#### Exercise
Identify the lines that contain the word "given" and copy each one.

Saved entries
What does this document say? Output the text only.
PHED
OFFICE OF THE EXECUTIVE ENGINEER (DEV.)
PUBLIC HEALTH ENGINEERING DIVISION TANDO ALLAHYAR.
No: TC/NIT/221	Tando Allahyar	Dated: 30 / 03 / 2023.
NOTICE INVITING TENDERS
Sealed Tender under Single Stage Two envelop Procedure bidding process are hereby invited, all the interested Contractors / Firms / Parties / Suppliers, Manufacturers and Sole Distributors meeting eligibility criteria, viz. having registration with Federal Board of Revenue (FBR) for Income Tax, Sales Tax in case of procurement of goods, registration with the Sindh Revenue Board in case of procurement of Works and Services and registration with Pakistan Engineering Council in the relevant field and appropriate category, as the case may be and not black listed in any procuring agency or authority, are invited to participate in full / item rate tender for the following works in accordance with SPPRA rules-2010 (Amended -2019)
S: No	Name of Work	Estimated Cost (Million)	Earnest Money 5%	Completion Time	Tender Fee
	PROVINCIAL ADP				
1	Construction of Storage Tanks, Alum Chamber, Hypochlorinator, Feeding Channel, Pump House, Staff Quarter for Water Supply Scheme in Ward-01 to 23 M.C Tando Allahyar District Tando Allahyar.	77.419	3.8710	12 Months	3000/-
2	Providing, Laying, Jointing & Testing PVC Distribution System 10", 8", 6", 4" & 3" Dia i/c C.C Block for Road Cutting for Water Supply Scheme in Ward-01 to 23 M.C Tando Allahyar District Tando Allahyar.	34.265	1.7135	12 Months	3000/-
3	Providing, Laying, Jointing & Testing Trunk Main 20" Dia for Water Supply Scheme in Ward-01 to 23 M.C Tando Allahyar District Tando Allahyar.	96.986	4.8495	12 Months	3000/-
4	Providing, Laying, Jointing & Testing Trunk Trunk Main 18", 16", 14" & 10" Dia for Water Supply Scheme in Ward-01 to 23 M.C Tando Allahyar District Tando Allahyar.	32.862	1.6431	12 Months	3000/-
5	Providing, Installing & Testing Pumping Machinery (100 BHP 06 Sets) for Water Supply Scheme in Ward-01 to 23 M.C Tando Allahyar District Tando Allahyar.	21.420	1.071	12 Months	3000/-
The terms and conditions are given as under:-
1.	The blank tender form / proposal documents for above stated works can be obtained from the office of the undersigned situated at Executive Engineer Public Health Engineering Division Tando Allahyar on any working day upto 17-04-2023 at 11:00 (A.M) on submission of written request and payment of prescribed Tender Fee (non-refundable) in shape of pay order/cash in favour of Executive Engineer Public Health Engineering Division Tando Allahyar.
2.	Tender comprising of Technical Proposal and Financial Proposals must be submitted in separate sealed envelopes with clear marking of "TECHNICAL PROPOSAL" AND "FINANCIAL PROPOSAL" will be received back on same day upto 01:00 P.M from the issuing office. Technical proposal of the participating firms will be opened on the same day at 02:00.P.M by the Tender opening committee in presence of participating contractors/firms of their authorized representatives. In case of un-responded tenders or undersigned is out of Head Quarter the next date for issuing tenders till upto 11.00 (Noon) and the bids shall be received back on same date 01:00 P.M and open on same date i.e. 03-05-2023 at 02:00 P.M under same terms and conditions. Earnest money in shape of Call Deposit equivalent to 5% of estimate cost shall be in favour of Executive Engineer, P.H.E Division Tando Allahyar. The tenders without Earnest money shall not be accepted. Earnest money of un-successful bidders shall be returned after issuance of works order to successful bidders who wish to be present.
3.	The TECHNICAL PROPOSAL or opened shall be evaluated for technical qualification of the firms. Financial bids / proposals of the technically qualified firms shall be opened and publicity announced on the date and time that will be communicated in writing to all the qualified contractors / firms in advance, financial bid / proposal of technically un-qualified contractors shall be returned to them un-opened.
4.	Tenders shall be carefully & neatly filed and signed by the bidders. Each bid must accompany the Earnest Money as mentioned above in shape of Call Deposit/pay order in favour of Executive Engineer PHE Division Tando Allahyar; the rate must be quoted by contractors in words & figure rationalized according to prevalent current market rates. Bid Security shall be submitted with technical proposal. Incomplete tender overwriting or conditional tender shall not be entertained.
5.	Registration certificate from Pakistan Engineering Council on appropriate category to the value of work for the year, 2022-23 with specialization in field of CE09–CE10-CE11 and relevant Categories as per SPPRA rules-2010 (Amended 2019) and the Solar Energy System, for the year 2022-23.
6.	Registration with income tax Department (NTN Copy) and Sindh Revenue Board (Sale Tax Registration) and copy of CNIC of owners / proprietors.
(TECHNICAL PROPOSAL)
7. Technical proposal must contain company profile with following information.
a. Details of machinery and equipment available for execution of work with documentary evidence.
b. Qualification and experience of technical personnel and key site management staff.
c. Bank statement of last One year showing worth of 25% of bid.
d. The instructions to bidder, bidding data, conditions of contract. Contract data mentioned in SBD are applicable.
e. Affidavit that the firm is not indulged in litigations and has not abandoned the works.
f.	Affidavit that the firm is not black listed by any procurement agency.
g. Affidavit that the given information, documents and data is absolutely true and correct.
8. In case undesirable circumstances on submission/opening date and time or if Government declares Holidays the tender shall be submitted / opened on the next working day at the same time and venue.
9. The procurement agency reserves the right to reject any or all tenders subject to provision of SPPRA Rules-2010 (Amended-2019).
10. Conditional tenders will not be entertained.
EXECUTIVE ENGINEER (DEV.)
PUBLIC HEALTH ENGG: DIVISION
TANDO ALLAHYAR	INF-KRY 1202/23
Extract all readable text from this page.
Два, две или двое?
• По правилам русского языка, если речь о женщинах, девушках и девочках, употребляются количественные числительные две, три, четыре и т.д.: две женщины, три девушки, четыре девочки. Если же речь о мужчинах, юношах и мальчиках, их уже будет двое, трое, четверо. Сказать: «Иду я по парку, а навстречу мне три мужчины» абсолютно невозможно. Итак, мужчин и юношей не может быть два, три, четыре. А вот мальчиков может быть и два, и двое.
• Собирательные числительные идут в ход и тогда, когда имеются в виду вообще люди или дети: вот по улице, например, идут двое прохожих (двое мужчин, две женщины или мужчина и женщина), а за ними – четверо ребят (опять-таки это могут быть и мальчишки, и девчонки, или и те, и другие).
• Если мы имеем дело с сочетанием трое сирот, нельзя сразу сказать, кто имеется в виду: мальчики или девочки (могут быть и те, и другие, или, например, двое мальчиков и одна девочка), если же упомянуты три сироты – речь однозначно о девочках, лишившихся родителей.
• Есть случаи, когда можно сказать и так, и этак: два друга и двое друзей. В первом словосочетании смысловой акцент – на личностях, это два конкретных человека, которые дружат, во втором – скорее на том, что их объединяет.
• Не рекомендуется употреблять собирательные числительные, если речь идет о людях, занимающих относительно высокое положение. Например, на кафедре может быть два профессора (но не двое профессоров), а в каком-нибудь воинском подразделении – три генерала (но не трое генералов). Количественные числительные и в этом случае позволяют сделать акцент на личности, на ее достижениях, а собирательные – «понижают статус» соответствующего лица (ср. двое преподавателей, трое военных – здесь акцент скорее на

#### Correct result
The terms and conditions are given as under:-
g. Affidavit that the given information, documents and data is absolutely true and correct.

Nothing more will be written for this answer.